··· Data shown

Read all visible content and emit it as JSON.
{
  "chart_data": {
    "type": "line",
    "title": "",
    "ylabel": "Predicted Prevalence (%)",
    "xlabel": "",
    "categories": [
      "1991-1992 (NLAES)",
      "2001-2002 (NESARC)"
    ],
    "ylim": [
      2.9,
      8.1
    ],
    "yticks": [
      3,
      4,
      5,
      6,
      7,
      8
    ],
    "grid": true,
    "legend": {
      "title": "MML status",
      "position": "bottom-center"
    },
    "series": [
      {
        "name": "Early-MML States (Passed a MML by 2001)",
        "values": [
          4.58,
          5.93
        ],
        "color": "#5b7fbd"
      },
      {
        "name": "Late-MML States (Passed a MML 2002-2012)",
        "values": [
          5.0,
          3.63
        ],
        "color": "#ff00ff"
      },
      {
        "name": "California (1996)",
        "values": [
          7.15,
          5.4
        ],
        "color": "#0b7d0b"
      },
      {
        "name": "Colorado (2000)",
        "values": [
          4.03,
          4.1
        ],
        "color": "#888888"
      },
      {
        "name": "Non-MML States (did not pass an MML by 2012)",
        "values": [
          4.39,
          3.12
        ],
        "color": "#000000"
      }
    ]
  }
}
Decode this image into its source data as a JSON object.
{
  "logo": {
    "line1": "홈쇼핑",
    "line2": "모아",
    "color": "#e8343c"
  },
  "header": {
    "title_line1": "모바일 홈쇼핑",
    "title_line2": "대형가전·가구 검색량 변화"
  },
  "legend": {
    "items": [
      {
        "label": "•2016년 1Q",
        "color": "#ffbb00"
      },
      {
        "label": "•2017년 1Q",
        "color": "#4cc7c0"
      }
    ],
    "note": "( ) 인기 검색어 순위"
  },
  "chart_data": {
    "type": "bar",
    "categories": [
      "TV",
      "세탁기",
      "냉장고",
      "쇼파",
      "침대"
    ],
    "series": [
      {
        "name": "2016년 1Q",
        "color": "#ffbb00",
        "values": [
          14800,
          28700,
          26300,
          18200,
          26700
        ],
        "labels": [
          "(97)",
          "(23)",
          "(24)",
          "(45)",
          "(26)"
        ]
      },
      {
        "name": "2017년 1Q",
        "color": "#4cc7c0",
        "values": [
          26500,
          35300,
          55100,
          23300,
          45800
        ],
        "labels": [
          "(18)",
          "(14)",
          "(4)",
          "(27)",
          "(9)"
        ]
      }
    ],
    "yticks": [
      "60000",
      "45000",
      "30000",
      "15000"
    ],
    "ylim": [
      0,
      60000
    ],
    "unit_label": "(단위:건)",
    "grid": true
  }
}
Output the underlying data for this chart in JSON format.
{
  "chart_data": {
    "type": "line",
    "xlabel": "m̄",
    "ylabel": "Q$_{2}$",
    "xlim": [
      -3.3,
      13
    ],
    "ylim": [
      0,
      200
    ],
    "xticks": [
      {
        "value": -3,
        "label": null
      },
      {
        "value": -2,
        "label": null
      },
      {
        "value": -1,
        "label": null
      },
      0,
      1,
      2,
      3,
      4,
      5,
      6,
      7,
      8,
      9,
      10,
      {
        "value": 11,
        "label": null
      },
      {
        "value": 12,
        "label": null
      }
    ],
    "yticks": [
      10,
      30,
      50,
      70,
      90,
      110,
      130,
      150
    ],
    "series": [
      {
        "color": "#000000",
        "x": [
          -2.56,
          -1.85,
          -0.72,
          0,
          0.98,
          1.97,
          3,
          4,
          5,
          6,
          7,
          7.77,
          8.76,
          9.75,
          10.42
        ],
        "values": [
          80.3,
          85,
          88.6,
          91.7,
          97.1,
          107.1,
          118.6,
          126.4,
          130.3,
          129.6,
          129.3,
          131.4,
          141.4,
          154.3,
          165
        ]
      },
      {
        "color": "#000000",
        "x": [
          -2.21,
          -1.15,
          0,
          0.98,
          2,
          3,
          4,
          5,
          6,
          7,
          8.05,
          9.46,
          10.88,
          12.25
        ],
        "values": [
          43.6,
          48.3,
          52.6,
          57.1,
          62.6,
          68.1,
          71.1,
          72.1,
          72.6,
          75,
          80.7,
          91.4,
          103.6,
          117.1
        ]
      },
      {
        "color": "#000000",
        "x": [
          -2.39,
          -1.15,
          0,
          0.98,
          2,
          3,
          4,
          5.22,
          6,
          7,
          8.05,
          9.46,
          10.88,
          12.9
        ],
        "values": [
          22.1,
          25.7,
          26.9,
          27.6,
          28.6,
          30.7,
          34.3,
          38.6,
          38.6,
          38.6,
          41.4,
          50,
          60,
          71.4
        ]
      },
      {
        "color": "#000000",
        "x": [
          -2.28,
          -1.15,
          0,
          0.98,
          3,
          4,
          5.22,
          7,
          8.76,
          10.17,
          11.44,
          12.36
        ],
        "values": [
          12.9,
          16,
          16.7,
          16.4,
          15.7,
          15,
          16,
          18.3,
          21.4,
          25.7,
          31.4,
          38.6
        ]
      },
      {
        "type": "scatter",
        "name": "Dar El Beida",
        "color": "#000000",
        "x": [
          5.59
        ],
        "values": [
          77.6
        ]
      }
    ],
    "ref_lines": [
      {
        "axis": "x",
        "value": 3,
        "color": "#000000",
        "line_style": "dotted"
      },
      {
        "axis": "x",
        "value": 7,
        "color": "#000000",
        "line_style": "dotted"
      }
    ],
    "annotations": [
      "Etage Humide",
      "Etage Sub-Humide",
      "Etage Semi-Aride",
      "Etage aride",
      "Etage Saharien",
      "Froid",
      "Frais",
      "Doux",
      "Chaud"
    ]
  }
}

······

■ Aim ■
The listing above must be transcribed exactly, line by line.

■ Completed task ■
Read all visible content and emit it as JSON.
{
  "chart_data": {
    "type": "line",
    "title": "",
    "ylabel": "Predicted Prevalence (%)",
    "xlabel": "",
    "categories": [
      "1991-1992 (NLAES)",
      "2001-2002 (NESARC)"
    ],
    "ylim": [
      2.9,
      8.1
    ],
    "yticks": [
      3,
      4,
      5,
      6,
      7,
      8
    ],
    "grid": true,
    "legend": {
      "title": "MML status",
      "position": "bottom-center"
    },
    "series": [
      {
        "name": "Early-MML States (Passed a MML by 2001)",
        "values": [
          4.58,
          5.93
        ],
        "color": "#5b7fbd"
      },
      {
        "name": "Late-MML States (Passed a MML 2002-2012)",
        "values": [
          5.0,
          3.63
        ],
        "color": "#ff00ff"
      },
      {
        "name": "California (1996)",
        "values": [
          7.15,
          5.4
        ],
        "color": "#0b7d0b"
      },
      {
        "name": "Colorado (2000)",
        "values": [
          4.03,
          4.1
        ],
        "color": "#888888"
      },
      {
        "name": "Non-MML States (did not pass an MML by 2012)",
        "values": [
          4.39,
          3.12
        ],
        "color": "#000000"
      }
    ]
  }
}
Decode this image into its source data as a JSON object.
{
  "logo": {
    "line1": "홈쇼핑",
    "line2": "모아",
    "color": "#e8343c"
  },
  "header": {
    "title_line1": "모바일 홈쇼핑",
    "title_line2": "대형가전·가구 검색량 변화"
  },
  "legend": {
    "items": [
      {
        "label": "•2016년 1Q",
        "color": "#ffbb00"
      },
      {
        "label": "•2017년 1Q",
        "color": "#4cc7c0"
      }
    ],
    "note": "( ) 인기 검색어 순위"
  },
  "chart_data": {
    "type": "bar",
    "categories": [
      "TV",
      "세탁기",
      "냉장고",
      "쇼파",
      "침대"
    ],
    "series": [
      {
        "name": "2016년 1Q",
        "color": "#ffbb00",
        "values": [
          14800,
          28700,
          26300,
          18200,
          26700
        ],
        "labels": [
          "(97)",
          "(23)",
          "(24)",
          "(45)",
          "(26)"
        ]
      },
      {
        "name": "2017년 1Q",
        "color": "#4cc7c0",
        "values": [
          26500,
          35300,
          55100,
          23300,
          45800
        ],
        "labels": [
          "(18)",
          "(14)",
          "(4)",
          "(27)",
          "(9)"
        ]
      }
    ],
    "yticks": [
      "60000",
      "45000",
      "30000",
      "15000"
    ],
    "ylim": [
      0,
      60000
    ],
    "unit_label": "(단위:건)",
    "grid": true
  }
}
Output the underlying data for this chart in JSON format.
{
  "chart_data": {
    "type": "line",
    "xlabel": "m̄",
    "ylabel": "Q$_{2}$",
    "xlim": [
      -3.3,
      13
    ],
    "ylim": [
      0,
      200
    ],
    "xticks": [
      {
        "value": -3,
        "label": null
      },
      {
        "value": -2,
        "label": null
      },
      {
        "value": -1,
        "label": null
      },
      0,
      1,
      2,
      3,
      4,
      5,
      6,
      7,
      8,
      9,
      10,
      {
        "value": 11,
        "label": null
      },
      {
        "value": 12,
        "label": null
      }
    ],
    "yticks": [
      10,
      30,
      50,
      70,
      90,
      110,
      130,
      150
    ],
    "series": [
      {
        "color": "#000000",
        "x": [
          -2.56,
          -1.85,
          -0.72,
          0,
          0.98,
          1.97,
          3,
          4,
          5,
          6,
          7,
          7.77,
          8.76,
          9.75,
          10.42
        ],
        "values": [
          80.3,
          85,
          88.6,
          91.7,
          97.1,
          107.1,
          118.6,
          126.4,
          130.3,
          129.6,
          129.3,
          131.4,
          141.4,
          154.3,
          165
        ]
      },
      {
        "color": "#000000",
        "x": [
          -2.21,
          -1.15,
          0,
          0.98,
          2,
          3,
          4,
          5,
          6,
          7,
          8.05,
          9.46,
          10.88,
          12.25
        ],
        "values": [
          43.6,
          48.3,
          52.6,
          57.1,
          62.6,
          68.1,
          71.1,
          72.1,
          72.6,
          75,
          80.7,
          91.4,
          103.6,
          117.1
        ]
      },
      {
        "color": "#000000",
        "x": [
          -2.39,
          -1.15,
          0,
          0.98,
          2,
          3,
          4,
          5.22,
          6,
          7,
          8.05,
          9.46,
          10.88,
          12.9
        ],
        "values": [
          22.1,
          25.7,
          26.9,
          27.6,
          28.6,
          30.7,
          34.3,
          38.6,
          38.6,
          38.6,
          41.4,
          50,
          60,
          71.4
        ]
      },
      {
        "color": "#000000",
        "x": [
          -2.28,
          -1.15,
          0,
          0.98,
          3,
          4,
          5.22,
          7,
          8.76,
          10.17,
          11.44,
          12.36
        ],
        "values": [
          12.9,
          16,
          16.7,
          16.4,
          15.7,
          15,
          16,
          18.3,
          21.4,
          25.7,
          31.4,
          38.6
        ]
      },
      {
        "type": "scatter",
        "name": "Dar El Beida",
        "color": "#000000",
        "x": [
          5.59
        ],
        "values": [
          77.6
        ]
      }
    ],
    "ref_lines": [
      {
        "axis": "x",
        "value": 3,
        "color": "#000000",
        "line_style": "dotted"
      },
      {
        "axis": "x",
        "value": 7,
        "color": "#000000",
        "line_style": "dotted"
      }
    ],
    "annotations": [
      "Etage Humide",
      "Etage Sub-Humide",
      "Etage Semi-Aride",
      "Etage aride",
      "Etage Saharien",
      "Froid",
      "Frais",
      "Doux",
      "Chaud"
    ]
  }
}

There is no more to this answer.